Task prompt: Within the records that follow, find every line containing the string "fonamenta". Copy those lines.
··· Record set
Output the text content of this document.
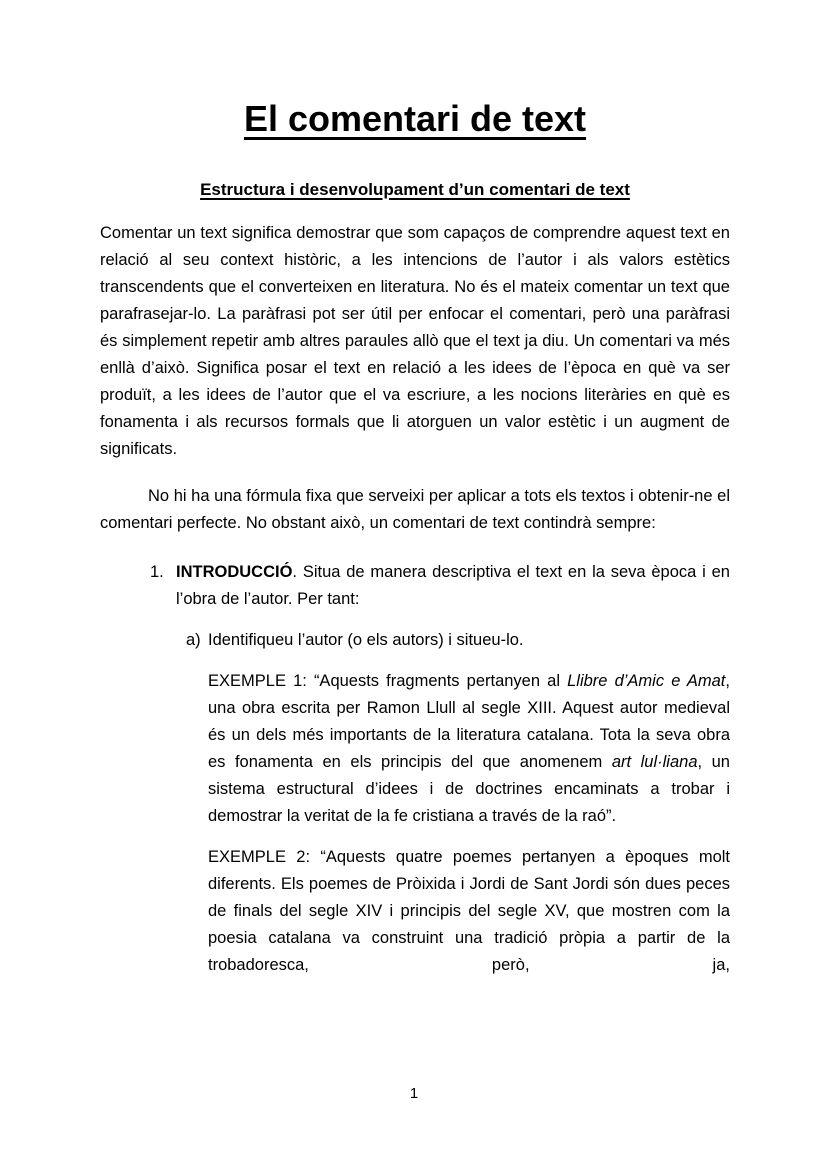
El comentari de text
Estructura i desenvolupament d’un comentari de text

Comentar un text significa demostrar que som capaços de comprendre aquest text en relació al seu context històric, a les intencions de l’autor i als valors estètics transcendents que el converteixen en literatura. No és el mateix comentar un text que parafrasejar-lo. La paràfrasi pot ser útil per enfocar el comentari, però una paràfrasi és simplement repetir amb altres paraules allò que el text ja diu. Un comentari va més enllà d’això. Significa posar el text en relació a les idees de l’època en què va ser produït, a les idees de l’autor que el va escriure, a les nocions literàries en què es fonamenta i als recursos formals que li atorguen un valor estètic i un augment de significats.

No hi ha una fórmula fixa que serveixi per aplicar a tots els textos i obtenir-ne el comentari perfecte. No obstant això, un comentari de text contindrà sempre:

1. INTRODUCCIÓ. Situa de manera descriptiva el text en la seva època i en l’obra de l’autor. Per tant:

a) Identifiqueu l’autor (o els autors) i situeu-lo.

EXEMPLE 1: “Aquests fragments pertanyen al Llibre d’Amic e Amat, una obra escrita per Ramon Llull al segle XIII. Aquest autor medieval és un dels més importants de la literatura catalana. Tota la seva obra es fonamenta en els principis del que anomenem art lul·liana, un sistema estructural d’idees i de doctrines encaminats a trobar i demostrar la veritat de la fe cristiana a través de la raó”.

EXEMPLE 2: “Aquests quatre poemes pertanyen a èpoques molt diferents. Els poemes de Pròixida i Jordi de Sant Jordi són dues peces de finals del segle XIV i principis del segle XV, que mostren com la poesia catalana va construint una tradició pròpia a partir de la trobadoresca, però, ja,

1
······
Output:
Comentar un text significa demostrar que som capaços de comprendre aquest text en relació al seu context històric, a les intencions de l’autor i als valors estètics transcendents que el converteixen en literatura. No és el mateix comentar un text que parafrasejar-lo. La paràfrasi pot ser útil per enfocar el comentari, però una paràfrasi és simplement repetir amb altres paraules allò que el text ja diu. Un comentari va més enllà d’això. Significa posar el text en relació a les idees de l’època en què va ser produït, a les idees de l’autor que el va escriure, a les nocions literàries en què es fonamenta i als recursos formals que li atorguen un valor estètic i un augment de significats.
EXEMPLE 1: “Aquests fragments pertanyen al Llibre d’Amic e Amat, una obra escrita per Ramon Llull al segle XIII. Aquest autor medieval és un dels més importants de la literatura catalana. Tota la seva obra es fonamenta en els principis del que anomenem art lul·liana, un sistema estructural d’idees i de doctrines encaminats a trobar i demostrar la veritat de la fe cristiana a través de la raó”.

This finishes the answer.